- INSTRUCTION:
Wherever the string "this" appears in a line, extract that line.
————
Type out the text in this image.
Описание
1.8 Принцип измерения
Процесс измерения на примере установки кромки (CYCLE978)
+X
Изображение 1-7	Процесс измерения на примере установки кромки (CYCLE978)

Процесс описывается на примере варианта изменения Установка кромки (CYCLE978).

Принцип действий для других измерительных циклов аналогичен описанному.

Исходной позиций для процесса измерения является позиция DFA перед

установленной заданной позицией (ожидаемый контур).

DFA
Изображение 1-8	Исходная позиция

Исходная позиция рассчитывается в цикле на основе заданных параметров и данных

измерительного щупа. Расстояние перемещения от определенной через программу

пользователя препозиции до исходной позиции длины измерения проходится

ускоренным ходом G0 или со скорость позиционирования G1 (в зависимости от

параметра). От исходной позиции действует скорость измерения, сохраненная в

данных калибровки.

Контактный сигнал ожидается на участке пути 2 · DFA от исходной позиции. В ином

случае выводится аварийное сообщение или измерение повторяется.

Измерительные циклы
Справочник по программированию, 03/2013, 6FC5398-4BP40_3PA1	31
————
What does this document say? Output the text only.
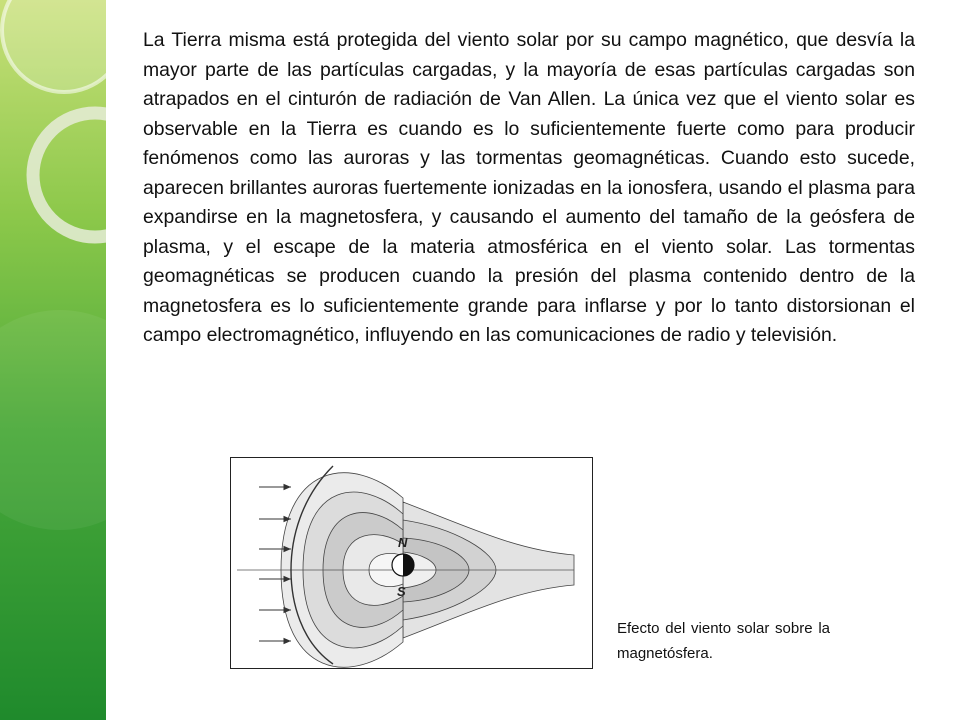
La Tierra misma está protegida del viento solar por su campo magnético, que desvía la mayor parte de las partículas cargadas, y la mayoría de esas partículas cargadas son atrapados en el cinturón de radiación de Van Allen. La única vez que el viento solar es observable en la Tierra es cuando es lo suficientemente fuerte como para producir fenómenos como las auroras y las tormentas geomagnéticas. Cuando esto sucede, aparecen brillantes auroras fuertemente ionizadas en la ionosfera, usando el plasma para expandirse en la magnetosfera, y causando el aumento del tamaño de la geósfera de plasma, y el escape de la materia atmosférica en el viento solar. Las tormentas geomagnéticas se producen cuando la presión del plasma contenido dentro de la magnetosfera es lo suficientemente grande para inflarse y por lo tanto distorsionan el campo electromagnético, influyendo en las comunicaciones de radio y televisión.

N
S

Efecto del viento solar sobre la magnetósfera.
————
- FINISHED EXERCISE:
Type out the text in this image.
What does this document say? Output the text only.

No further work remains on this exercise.